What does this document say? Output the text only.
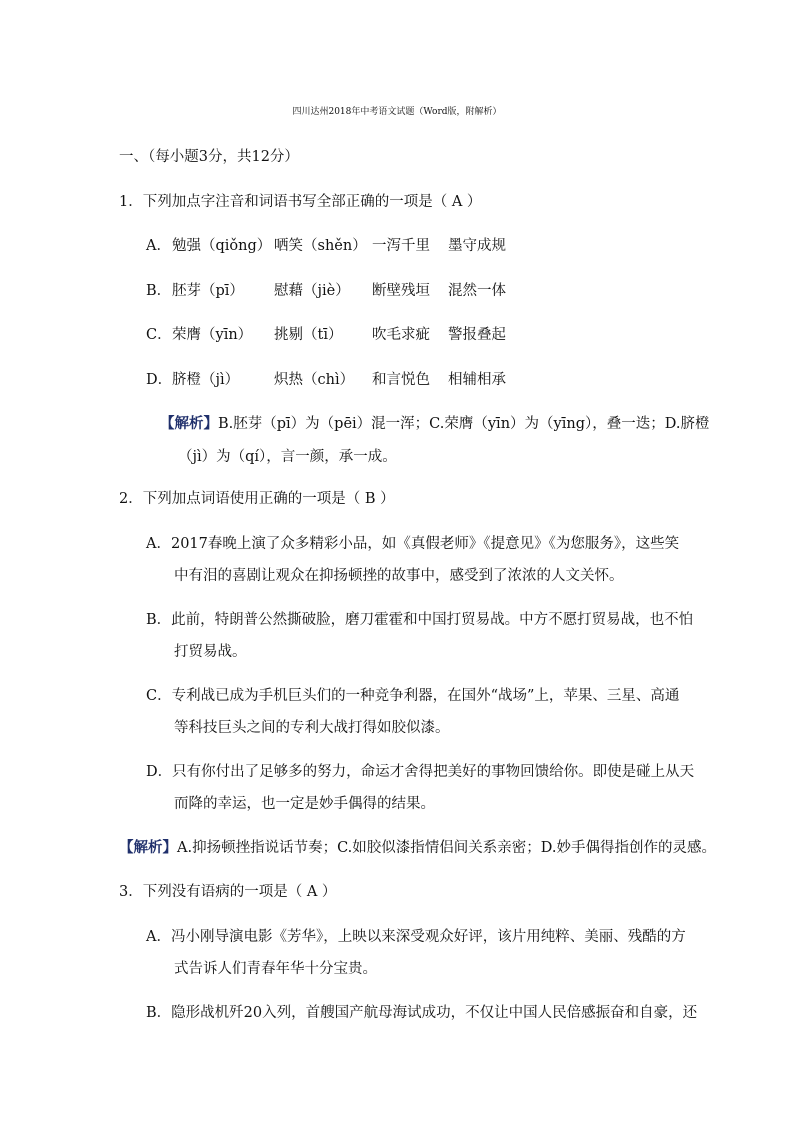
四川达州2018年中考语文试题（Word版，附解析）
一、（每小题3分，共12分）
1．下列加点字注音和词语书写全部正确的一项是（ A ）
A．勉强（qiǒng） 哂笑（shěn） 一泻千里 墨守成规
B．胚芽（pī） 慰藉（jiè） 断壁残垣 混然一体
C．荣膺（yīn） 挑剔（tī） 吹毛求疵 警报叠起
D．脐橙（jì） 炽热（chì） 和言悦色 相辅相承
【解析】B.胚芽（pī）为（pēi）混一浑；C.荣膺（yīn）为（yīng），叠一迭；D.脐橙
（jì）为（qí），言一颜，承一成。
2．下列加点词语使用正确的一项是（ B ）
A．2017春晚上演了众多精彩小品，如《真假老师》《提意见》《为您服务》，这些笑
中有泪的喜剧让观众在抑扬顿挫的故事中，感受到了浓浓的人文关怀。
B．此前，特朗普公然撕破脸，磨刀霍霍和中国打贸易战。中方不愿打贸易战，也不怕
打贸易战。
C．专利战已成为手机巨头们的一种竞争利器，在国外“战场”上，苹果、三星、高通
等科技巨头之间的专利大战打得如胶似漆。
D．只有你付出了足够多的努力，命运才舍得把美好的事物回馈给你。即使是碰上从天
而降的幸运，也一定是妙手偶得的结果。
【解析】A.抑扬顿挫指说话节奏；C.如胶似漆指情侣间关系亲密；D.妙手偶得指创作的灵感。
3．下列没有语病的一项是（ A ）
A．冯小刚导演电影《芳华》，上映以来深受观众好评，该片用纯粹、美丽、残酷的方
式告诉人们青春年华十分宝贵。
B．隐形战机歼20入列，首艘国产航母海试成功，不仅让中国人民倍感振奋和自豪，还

· · · ·

**Stated task:**
Copy all the records above exactly, but leave out the pictures.

**Response:**
What does this document say? Output the text only.
四川达州2018年中考语文试题（Word版，附解析）
一、（每小题3分，共12分）
1．下列加点字注音和词语书写全部正确的一项是（ A ）
A．勉强（qiǒng） 哂笑（shěn） 一泻千里 墨守成规
B．胚芽（pī） 慰藉（jiè） 断壁残垣 混然一体
C．荣膺（yīn） 挑剔（tī） 吹毛求疵 警报叠起
D．脐橙（jì） 炽热（chì） 和言悦色 相辅相承
【解析】B.胚芽（pī）为（pēi）混一浑；C.荣膺（yīn）为（yīng），叠一迭；D.脐橙
（jì）为（qí），言一颜，承一成。
2．下列加点词语使用正确的一项是（ B ）
A．2017春晚上演了众多精彩小品，如《真假老师》《提意见》《为您服务》，这些笑
中有泪的喜剧让观众在抑扬顿挫的故事中，感受到了浓浓的人文关怀。
B．此前，特朗普公然撕破脸，磨刀霍霍和中国打贸易战。中方不愿打贸易战，也不怕
打贸易战。
C．专利战已成为手机巨头们的一种竞争利器，在国外“战场”上，苹果、三星、高通
等科技巨头之间的专利大战打得如胶似漆。
D．只有你付出了足够多的努力，命运才舍得把美好的事物回馈给你。即使是碰上从天
而降的幸运，也一定是妙手偶得的结果。
【解析】A.抑扬顿挫指说话节奏；C.如胶似漆指情侣间关系亲密；D.妙手偶得指创作的灵感。
3．下列没有语病的一项是（ A ）
A．冯小刚导演电影《芳华》，上映以来深受观众好评，该片用纯粹、美丽、残酷的方
式告诉人们青春年华十分宝贵。
B．隐形战机歼20入列，首艘国产航母海试成功，不仅让中国人民倍感振奋和自豪，还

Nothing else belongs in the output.